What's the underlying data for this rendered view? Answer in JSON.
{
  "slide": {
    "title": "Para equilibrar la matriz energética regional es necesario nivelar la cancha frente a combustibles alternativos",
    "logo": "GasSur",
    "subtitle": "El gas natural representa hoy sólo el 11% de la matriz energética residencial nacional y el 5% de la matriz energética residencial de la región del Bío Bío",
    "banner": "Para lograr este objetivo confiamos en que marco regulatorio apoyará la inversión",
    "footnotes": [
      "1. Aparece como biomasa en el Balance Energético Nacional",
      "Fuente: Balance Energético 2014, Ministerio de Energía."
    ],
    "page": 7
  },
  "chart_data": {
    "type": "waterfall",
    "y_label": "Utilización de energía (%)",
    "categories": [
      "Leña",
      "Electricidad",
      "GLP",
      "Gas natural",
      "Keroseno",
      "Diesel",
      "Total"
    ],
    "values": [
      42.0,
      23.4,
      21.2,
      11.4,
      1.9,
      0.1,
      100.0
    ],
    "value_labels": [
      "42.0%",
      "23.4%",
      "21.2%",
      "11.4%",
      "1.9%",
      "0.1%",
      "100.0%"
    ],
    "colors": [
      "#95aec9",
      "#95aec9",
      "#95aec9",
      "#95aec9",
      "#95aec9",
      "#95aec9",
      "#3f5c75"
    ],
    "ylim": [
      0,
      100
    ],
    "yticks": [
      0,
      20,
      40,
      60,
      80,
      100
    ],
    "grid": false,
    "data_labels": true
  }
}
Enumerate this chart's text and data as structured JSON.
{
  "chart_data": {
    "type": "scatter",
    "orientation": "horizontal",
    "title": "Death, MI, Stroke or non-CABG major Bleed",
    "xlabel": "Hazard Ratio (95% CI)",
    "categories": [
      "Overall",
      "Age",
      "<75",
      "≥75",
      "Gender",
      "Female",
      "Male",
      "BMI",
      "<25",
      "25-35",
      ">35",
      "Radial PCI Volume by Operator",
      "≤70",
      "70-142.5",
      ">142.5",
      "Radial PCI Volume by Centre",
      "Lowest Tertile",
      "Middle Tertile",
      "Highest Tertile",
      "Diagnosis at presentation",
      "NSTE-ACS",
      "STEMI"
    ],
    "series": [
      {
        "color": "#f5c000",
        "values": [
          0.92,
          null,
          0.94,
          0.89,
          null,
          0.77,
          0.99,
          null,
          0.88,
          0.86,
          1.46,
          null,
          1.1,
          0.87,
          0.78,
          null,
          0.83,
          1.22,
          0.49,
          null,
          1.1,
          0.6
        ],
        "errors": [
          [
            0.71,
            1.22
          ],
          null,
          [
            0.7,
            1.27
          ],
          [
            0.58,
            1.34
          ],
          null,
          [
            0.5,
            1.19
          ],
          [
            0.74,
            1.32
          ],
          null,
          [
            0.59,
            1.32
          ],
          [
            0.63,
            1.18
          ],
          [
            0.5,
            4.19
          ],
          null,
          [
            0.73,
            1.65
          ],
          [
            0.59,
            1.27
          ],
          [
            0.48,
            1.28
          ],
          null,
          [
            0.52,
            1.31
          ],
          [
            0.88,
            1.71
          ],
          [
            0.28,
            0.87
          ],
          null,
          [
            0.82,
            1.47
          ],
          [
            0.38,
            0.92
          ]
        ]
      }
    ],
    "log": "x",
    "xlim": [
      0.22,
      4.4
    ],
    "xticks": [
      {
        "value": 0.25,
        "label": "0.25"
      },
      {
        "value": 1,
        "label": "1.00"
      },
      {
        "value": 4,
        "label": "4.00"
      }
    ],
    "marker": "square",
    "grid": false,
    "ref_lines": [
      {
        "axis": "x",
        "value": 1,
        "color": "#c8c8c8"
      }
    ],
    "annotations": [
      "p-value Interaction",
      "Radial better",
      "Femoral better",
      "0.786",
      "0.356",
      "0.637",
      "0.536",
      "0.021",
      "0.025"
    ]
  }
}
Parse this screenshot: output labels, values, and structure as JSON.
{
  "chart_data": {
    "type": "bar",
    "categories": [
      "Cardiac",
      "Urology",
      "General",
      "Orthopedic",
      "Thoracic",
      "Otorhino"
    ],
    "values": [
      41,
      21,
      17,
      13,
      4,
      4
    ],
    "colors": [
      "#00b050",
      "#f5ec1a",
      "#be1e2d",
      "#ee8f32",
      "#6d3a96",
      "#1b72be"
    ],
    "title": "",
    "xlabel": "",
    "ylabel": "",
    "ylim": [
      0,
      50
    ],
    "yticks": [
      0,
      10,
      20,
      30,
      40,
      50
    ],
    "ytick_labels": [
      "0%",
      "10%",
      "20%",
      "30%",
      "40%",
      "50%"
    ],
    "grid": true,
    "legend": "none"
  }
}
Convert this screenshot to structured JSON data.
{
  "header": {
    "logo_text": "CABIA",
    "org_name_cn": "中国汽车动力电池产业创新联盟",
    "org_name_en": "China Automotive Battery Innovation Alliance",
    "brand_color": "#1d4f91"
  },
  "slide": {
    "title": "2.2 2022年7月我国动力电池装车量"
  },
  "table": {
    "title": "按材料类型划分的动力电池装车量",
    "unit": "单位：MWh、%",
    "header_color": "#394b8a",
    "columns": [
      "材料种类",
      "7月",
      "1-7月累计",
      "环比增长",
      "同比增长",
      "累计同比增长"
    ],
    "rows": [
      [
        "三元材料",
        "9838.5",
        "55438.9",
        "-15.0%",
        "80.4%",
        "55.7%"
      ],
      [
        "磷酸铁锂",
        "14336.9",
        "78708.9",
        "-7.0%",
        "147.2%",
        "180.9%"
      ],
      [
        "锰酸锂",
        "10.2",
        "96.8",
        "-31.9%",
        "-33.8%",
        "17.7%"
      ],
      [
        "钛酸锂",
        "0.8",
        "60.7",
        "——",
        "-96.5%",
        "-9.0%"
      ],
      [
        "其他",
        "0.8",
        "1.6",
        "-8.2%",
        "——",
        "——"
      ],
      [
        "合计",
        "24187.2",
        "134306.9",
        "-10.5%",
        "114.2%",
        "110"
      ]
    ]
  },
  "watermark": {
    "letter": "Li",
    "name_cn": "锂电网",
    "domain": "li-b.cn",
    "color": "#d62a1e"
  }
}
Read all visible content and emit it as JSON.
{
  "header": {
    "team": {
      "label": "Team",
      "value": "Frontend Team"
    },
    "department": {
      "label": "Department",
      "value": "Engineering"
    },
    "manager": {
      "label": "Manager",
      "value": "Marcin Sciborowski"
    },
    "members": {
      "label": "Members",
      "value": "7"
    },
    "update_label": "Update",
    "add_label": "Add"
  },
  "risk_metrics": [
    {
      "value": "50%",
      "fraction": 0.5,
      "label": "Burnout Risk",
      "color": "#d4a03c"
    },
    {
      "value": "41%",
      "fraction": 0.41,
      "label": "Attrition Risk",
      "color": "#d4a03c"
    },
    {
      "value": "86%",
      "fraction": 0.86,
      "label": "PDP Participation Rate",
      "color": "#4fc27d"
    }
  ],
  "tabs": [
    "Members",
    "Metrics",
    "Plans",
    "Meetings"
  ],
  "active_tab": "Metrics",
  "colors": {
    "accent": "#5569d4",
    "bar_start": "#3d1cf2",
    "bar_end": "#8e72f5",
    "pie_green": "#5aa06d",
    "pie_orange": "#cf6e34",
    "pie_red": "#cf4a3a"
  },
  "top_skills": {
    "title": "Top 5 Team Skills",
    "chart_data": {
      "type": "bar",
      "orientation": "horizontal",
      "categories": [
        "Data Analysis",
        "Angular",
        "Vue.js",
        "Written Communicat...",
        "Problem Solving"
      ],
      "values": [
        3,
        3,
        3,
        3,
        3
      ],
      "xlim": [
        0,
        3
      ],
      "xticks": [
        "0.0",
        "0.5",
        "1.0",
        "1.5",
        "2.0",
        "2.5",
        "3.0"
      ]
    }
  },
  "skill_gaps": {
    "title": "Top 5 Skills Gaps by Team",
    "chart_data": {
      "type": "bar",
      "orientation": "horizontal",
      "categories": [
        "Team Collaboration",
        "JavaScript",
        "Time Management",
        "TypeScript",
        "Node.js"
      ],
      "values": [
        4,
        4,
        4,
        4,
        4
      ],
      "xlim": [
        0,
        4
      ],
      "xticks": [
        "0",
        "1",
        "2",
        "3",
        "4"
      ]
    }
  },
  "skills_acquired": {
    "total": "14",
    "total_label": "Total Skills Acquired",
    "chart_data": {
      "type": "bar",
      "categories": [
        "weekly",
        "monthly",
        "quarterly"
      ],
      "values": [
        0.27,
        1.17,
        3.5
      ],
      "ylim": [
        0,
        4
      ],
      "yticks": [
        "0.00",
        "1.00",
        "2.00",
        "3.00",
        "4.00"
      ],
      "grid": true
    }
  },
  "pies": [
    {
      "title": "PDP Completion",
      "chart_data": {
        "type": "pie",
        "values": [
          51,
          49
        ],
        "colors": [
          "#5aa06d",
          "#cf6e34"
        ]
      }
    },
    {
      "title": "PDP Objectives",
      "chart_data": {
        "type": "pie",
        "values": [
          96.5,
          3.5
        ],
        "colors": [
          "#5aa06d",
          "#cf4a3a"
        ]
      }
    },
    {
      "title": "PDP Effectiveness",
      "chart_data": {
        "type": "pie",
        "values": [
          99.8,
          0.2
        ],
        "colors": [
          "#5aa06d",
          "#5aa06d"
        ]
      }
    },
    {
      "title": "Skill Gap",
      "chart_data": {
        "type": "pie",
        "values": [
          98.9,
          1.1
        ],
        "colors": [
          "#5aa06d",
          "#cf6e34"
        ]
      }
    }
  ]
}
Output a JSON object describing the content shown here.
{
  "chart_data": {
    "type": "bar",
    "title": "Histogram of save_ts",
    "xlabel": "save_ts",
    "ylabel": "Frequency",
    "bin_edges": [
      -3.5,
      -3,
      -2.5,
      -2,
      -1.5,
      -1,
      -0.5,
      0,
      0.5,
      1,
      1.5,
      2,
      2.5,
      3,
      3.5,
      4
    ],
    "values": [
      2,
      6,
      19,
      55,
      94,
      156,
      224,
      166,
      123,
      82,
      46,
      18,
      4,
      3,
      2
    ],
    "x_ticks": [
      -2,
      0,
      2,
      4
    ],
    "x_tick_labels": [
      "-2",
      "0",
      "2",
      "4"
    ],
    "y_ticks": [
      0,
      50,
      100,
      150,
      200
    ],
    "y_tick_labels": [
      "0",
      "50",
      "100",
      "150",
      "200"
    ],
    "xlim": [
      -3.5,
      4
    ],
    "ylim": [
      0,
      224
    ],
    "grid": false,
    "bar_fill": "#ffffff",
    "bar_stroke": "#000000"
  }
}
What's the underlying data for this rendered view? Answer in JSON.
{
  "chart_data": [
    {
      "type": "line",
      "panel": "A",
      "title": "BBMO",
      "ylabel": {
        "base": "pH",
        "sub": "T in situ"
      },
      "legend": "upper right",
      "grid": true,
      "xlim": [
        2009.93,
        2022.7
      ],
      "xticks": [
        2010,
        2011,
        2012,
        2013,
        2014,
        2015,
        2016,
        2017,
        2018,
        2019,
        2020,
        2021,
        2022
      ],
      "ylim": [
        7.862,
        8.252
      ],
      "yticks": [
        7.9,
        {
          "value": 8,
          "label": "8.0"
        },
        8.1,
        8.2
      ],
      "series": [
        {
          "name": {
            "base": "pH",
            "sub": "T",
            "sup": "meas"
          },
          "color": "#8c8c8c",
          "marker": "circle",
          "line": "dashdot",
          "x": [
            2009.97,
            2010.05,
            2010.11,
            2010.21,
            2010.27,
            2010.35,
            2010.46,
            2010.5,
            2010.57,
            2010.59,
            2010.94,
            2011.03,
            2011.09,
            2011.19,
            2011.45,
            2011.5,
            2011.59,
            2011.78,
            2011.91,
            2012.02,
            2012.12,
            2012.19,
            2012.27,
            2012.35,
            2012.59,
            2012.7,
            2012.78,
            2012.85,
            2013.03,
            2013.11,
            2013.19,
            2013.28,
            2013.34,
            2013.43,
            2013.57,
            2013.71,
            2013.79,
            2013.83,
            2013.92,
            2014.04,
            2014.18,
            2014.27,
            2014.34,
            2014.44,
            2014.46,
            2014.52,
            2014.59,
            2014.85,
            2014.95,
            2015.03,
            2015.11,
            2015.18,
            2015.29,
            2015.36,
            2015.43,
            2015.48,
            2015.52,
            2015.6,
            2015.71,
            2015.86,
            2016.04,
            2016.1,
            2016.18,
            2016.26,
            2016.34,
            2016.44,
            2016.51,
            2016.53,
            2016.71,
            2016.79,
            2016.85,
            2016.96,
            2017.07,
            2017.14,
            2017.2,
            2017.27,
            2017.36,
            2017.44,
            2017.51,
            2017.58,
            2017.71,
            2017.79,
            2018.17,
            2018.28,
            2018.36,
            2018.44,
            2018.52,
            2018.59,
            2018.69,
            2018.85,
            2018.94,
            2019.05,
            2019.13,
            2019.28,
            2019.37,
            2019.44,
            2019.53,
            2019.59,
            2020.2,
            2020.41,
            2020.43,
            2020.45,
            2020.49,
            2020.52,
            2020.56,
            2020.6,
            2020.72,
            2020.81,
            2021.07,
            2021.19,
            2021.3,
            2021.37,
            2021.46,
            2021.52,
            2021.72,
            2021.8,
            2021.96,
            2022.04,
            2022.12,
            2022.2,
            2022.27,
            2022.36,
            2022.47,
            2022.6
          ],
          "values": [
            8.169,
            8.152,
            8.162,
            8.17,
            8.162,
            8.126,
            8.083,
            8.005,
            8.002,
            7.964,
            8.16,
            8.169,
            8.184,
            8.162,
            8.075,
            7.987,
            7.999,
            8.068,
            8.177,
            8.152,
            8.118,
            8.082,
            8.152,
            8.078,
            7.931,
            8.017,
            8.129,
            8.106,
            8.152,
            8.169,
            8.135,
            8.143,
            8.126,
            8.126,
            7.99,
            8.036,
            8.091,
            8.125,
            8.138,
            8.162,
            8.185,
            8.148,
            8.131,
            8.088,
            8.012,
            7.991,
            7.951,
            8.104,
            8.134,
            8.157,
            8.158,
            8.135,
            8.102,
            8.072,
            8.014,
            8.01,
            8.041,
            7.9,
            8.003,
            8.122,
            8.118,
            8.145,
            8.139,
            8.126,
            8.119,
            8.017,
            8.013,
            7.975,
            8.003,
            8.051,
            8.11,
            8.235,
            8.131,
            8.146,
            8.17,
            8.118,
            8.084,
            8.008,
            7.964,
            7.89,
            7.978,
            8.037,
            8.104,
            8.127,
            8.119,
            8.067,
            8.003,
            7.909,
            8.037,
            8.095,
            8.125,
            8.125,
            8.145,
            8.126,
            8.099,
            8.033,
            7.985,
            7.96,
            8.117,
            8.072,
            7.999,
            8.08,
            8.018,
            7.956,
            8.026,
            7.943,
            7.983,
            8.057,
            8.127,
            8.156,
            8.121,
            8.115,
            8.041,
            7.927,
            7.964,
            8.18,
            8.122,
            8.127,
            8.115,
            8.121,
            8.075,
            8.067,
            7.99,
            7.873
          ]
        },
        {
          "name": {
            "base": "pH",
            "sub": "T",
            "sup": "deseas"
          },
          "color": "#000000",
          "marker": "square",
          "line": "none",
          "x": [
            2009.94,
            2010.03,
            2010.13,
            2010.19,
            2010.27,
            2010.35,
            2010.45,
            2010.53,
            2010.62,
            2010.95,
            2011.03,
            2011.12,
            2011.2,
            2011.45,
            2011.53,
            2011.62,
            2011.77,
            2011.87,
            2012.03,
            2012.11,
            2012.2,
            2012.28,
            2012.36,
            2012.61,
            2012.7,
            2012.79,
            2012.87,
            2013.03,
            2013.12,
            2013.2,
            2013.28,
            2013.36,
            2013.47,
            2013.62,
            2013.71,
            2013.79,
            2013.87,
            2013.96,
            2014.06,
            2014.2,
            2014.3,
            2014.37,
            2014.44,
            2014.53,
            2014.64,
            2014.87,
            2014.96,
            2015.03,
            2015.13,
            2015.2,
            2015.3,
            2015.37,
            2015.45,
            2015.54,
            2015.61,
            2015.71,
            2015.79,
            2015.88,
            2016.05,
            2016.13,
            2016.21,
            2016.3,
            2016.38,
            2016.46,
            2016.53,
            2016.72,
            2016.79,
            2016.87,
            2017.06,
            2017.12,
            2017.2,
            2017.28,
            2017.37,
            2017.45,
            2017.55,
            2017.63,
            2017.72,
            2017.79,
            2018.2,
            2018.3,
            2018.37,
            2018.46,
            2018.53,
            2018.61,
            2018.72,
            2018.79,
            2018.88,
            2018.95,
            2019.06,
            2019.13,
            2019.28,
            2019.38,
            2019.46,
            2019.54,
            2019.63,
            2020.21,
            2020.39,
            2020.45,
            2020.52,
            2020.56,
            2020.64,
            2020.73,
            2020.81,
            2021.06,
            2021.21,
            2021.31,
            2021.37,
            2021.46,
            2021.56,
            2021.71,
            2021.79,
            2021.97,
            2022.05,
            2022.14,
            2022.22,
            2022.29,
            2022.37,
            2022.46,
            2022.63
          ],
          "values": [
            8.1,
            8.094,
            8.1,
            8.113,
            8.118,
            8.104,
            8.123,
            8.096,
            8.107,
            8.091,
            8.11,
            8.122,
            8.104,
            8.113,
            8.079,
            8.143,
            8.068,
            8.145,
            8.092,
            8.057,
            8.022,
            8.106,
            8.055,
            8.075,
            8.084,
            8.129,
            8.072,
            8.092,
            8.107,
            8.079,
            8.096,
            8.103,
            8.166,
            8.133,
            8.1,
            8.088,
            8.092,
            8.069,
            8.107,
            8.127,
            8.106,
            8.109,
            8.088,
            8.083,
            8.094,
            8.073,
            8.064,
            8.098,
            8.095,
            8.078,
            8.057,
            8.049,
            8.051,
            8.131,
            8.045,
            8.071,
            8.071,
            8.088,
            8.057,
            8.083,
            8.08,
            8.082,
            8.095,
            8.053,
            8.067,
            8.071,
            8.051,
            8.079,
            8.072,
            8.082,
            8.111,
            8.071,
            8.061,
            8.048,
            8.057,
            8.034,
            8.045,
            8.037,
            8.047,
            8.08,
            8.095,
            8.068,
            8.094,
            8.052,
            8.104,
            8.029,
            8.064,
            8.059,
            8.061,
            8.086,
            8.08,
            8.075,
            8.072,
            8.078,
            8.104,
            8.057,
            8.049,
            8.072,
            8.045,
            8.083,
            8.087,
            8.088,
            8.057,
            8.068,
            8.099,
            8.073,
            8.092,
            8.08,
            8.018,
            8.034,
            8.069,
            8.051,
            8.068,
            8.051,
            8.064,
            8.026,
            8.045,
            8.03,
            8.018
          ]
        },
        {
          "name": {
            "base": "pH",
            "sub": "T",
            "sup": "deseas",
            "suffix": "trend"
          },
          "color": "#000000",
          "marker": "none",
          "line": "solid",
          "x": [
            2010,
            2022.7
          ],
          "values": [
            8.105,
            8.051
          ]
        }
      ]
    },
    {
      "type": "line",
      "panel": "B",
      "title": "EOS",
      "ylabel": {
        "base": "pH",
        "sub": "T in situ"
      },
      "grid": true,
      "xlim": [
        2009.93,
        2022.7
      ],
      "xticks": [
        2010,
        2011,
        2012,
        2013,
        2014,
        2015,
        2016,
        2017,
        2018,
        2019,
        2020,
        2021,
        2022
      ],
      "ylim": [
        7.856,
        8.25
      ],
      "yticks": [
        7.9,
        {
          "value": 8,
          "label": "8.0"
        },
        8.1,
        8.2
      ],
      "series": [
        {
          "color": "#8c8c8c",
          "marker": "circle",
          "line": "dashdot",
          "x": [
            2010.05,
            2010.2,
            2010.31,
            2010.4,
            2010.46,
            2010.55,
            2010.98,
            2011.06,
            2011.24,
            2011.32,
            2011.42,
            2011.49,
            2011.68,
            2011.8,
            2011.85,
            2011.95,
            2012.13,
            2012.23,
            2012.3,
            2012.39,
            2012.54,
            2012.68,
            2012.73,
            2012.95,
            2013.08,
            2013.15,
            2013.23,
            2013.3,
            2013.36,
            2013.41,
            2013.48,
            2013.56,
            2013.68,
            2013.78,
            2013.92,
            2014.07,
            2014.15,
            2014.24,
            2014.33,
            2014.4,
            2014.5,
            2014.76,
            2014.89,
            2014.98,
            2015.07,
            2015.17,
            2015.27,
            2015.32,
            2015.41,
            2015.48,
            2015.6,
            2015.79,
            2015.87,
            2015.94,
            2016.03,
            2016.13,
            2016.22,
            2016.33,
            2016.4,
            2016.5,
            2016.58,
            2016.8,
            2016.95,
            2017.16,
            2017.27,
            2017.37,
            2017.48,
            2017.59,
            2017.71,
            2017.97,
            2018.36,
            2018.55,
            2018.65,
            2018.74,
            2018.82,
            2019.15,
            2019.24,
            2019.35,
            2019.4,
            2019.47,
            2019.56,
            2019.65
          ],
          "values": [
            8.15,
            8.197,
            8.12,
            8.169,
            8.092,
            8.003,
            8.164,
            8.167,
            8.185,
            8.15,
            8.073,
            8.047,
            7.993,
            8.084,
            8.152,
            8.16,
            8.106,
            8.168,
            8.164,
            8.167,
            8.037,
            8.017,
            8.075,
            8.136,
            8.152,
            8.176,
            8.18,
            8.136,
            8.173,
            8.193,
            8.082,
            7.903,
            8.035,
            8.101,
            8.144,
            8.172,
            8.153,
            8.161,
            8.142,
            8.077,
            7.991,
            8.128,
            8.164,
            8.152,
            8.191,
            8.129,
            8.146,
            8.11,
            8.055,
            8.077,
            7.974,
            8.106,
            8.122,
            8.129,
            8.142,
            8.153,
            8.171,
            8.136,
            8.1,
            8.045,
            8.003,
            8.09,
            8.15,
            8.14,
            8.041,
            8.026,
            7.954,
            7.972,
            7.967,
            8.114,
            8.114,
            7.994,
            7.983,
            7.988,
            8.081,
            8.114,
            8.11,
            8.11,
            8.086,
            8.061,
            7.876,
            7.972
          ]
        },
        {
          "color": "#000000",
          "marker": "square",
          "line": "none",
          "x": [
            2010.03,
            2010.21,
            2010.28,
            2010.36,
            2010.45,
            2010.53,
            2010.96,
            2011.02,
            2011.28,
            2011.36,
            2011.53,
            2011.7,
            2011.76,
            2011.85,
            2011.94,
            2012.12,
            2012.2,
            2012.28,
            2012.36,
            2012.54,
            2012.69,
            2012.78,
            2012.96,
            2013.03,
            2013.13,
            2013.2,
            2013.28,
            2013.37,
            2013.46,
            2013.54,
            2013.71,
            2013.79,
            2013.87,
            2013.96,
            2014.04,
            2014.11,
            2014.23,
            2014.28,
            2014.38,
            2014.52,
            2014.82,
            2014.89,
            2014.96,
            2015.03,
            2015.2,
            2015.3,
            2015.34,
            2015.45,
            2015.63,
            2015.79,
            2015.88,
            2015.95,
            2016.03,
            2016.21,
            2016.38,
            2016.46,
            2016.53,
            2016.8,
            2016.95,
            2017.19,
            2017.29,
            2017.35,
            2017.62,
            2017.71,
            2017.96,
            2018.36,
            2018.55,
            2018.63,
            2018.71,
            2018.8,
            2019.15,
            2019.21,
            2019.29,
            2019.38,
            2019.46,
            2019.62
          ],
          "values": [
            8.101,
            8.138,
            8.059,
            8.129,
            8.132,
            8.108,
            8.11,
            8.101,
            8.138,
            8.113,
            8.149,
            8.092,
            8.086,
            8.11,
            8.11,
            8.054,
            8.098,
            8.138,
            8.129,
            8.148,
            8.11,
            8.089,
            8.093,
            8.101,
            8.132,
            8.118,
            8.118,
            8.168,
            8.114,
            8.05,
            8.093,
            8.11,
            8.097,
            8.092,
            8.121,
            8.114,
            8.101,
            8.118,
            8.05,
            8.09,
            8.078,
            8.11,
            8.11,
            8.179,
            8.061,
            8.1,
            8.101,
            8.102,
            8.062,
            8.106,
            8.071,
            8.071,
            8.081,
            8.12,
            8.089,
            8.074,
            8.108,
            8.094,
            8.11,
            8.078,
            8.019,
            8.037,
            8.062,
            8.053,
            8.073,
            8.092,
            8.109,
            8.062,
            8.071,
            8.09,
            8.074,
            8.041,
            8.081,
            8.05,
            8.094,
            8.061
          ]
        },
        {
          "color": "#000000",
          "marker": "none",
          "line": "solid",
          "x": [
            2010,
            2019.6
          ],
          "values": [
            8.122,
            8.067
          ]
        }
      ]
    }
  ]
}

◆ ◆ ◆ ◆ ◆

_Directions for this task_:
Return only the number of lines in the entries that contain the string "matriz".

_Correct answer_:
2